Collected data entries
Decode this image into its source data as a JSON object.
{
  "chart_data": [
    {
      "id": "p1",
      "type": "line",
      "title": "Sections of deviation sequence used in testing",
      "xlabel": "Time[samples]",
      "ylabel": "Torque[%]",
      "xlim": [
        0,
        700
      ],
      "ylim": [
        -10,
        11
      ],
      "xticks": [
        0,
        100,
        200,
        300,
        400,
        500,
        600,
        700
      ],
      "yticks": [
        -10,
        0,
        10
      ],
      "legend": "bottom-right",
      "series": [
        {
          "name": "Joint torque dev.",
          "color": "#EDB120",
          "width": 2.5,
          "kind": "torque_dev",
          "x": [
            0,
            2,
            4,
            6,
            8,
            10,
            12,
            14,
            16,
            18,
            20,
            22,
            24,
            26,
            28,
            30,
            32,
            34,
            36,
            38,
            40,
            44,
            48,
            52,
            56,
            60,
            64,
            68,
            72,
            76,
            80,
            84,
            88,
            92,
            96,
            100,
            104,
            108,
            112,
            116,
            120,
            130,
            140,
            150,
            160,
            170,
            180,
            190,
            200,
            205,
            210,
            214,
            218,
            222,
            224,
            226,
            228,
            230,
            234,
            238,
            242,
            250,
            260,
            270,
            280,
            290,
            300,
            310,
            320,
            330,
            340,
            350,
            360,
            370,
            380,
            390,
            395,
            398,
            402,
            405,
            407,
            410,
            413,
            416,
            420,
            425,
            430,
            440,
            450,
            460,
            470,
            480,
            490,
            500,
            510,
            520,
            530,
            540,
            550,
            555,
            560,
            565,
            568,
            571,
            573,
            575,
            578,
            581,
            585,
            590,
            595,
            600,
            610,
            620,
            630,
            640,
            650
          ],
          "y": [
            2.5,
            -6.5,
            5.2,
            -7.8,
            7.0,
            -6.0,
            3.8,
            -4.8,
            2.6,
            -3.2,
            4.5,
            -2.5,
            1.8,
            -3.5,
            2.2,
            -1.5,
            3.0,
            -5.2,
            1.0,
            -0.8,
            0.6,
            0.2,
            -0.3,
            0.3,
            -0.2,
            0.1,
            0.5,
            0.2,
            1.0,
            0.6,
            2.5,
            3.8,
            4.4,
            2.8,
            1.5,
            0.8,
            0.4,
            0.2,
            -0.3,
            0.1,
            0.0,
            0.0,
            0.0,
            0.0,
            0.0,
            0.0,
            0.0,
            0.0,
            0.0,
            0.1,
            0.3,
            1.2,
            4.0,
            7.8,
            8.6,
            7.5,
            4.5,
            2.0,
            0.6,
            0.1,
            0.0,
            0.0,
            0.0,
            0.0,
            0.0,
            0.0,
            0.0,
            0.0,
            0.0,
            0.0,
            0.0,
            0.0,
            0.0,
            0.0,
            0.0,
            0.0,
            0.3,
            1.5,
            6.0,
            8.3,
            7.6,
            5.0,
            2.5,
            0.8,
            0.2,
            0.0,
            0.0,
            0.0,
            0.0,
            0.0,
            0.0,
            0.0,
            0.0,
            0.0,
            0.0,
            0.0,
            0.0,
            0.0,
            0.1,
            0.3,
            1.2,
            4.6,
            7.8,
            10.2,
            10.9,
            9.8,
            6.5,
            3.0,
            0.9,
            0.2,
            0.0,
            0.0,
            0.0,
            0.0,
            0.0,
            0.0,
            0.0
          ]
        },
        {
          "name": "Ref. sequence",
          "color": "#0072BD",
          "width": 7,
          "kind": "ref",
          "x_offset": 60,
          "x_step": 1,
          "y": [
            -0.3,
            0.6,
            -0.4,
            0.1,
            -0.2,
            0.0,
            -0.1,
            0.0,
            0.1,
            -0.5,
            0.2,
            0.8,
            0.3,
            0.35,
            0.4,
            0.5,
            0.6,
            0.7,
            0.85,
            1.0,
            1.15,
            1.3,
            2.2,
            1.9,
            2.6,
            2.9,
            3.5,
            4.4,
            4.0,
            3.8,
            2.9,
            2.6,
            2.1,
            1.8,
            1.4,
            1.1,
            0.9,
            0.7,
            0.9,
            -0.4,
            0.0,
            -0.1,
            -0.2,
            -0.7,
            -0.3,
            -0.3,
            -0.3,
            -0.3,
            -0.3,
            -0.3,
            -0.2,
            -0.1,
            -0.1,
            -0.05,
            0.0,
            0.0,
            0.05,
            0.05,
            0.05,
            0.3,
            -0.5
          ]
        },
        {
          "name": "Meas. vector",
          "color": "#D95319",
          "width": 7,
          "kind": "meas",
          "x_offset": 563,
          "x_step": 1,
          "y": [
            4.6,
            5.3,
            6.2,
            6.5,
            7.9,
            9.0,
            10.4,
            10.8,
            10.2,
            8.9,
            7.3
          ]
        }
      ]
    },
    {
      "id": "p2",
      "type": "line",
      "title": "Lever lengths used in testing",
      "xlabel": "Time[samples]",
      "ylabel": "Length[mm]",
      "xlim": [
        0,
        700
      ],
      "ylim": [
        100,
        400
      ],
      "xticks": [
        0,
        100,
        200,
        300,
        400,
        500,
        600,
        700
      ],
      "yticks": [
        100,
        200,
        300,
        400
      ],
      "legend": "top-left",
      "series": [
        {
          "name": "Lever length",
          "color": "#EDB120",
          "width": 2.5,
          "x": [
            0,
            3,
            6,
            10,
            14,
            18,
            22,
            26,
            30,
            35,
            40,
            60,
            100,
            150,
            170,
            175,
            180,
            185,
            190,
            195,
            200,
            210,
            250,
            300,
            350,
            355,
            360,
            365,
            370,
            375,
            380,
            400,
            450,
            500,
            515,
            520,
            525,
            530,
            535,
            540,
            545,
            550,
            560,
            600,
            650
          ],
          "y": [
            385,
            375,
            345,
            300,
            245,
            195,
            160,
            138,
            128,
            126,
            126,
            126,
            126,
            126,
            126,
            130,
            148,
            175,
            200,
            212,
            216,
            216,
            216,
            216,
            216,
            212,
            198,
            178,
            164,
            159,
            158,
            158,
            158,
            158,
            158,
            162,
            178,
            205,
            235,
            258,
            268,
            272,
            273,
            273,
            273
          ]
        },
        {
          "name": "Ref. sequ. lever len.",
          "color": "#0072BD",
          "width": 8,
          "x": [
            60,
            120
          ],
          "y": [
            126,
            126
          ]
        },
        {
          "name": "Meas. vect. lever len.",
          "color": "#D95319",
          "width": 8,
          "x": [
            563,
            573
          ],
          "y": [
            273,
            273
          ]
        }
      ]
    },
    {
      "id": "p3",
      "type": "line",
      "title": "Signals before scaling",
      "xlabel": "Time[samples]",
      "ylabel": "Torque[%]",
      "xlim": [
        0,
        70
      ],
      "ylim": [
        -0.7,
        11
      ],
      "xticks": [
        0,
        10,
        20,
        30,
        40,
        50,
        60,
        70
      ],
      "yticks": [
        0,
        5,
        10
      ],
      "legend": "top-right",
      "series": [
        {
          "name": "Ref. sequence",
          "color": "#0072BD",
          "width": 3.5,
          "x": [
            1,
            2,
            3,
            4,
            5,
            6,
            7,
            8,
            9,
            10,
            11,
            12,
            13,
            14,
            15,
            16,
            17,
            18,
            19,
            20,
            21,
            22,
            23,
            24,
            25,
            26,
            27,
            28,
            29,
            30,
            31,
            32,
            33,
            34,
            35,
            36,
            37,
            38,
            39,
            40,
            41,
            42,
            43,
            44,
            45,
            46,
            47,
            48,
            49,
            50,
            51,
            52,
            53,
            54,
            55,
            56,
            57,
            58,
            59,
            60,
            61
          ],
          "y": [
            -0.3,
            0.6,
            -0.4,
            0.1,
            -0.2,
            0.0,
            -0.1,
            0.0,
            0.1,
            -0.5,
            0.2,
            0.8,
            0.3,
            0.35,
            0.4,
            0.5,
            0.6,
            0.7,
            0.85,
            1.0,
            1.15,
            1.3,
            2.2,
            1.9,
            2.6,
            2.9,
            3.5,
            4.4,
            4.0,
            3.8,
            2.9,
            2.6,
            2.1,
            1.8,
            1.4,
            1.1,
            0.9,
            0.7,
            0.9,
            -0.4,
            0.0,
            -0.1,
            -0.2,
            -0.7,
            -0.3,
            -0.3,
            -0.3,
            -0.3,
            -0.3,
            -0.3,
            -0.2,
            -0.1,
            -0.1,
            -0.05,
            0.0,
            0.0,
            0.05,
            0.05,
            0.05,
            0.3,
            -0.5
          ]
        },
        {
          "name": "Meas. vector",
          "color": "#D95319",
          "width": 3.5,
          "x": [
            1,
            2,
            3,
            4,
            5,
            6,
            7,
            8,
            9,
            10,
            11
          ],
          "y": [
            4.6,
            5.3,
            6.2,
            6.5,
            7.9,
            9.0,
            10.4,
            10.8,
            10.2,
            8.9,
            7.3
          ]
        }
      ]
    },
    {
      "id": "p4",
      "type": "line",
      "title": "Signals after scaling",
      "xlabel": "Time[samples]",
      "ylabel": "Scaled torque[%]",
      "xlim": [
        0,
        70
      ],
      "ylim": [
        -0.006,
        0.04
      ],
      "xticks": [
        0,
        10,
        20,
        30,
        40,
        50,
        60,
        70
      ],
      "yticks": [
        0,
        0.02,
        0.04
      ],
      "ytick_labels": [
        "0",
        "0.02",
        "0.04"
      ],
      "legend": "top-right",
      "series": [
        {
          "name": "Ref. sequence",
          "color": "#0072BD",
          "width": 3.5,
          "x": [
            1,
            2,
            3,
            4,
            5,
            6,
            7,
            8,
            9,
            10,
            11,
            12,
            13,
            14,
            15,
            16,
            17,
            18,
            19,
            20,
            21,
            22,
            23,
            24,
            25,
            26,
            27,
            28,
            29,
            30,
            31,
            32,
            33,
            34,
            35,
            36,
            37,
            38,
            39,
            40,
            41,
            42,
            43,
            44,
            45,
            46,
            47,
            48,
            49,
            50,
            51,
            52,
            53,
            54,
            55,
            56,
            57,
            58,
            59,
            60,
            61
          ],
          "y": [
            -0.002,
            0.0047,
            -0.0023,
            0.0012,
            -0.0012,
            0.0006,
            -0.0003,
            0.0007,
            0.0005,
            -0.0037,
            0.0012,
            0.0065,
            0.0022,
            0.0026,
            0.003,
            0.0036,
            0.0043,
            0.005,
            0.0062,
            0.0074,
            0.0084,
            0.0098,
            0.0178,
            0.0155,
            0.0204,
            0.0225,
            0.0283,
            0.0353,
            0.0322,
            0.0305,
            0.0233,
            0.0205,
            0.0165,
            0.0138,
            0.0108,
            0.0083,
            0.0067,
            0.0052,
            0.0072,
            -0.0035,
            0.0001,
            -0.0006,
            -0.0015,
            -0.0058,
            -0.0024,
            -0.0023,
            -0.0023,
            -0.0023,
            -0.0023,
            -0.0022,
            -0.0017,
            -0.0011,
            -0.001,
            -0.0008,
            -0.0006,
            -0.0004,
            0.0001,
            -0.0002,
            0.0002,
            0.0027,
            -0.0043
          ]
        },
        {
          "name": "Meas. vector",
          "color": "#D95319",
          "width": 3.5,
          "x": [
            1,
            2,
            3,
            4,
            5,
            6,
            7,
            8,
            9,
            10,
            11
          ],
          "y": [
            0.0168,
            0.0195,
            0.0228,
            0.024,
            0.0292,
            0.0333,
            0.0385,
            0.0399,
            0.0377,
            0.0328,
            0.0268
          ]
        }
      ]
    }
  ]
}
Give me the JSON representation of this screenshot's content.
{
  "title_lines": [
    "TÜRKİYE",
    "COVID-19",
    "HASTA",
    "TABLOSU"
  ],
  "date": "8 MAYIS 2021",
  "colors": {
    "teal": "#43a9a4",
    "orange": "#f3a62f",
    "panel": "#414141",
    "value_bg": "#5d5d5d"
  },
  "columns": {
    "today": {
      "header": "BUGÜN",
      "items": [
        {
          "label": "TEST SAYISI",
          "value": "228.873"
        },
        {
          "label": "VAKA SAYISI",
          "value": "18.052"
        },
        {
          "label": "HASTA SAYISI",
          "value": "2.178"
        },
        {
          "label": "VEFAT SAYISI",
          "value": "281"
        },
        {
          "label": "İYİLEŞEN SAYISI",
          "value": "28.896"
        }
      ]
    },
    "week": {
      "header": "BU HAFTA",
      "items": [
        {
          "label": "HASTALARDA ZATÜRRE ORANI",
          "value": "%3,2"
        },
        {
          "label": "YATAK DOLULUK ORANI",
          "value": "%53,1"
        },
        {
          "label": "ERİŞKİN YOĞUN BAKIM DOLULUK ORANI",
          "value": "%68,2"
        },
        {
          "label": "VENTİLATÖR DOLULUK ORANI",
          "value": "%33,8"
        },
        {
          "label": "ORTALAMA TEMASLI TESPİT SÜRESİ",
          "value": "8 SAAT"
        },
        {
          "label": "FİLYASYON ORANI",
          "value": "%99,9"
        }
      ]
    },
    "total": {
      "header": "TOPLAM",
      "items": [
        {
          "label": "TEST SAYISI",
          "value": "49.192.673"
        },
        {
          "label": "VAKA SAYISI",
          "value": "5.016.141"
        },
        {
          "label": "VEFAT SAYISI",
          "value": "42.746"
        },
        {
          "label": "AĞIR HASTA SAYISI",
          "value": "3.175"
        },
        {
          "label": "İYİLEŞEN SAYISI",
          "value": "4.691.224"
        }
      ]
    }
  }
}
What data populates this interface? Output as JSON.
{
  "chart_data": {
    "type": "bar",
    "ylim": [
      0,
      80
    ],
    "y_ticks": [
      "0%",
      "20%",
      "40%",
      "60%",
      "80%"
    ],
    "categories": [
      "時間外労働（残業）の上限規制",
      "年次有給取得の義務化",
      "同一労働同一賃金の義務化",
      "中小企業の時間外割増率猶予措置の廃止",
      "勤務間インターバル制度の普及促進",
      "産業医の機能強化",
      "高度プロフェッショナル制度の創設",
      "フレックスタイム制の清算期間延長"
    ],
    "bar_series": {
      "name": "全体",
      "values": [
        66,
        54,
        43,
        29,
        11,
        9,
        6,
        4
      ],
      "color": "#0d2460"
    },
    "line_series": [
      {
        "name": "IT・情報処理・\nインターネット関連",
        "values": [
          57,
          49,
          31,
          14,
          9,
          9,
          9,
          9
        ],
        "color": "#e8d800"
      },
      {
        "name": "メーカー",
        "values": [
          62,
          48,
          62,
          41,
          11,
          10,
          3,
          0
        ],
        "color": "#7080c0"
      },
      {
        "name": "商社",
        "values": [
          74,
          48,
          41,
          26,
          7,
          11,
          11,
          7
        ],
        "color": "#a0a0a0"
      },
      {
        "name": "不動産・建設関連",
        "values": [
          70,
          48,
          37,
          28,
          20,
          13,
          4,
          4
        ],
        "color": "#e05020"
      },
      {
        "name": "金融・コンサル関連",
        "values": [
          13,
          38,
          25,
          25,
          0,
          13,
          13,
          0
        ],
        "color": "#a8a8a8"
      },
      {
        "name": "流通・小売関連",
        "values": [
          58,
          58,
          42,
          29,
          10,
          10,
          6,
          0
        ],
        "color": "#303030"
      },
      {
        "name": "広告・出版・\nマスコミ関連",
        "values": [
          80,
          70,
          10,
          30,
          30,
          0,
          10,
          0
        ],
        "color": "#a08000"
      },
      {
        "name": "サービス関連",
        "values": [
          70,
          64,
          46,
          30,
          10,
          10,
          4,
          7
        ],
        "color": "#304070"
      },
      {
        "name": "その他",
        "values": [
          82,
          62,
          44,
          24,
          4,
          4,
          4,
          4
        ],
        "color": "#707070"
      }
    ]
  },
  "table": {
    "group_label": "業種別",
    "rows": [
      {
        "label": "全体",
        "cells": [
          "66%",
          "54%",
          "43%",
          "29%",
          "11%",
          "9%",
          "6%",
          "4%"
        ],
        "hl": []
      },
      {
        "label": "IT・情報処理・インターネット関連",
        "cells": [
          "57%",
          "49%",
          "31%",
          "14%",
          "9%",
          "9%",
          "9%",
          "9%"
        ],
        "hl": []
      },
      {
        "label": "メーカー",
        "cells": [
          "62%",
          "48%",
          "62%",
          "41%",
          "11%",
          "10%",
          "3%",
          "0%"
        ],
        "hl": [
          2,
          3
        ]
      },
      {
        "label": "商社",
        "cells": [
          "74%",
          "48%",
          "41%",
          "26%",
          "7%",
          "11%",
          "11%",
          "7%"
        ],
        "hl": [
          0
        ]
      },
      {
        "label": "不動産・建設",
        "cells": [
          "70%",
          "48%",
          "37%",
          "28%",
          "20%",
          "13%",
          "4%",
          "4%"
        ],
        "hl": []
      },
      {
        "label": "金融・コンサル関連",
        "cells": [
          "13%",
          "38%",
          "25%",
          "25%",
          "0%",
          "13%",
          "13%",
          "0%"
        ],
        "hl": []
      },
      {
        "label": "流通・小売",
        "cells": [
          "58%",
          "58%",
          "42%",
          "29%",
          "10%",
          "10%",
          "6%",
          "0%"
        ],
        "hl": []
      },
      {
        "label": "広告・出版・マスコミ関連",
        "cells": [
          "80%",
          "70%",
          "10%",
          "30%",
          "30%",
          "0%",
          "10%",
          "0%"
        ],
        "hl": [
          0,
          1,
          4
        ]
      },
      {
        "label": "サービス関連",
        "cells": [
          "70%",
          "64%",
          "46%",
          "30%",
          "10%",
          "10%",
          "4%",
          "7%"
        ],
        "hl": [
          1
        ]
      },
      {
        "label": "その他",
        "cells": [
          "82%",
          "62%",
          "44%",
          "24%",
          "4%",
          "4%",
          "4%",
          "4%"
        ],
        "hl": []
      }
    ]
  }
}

◆ **The problem**
Search the data above for the string "情報処理" and copy each line that has it.

◆ **Task result**
        "name": "IT・情報処理・\nインターネット関連",
        "label": "IT・情報処理・インターネット関連",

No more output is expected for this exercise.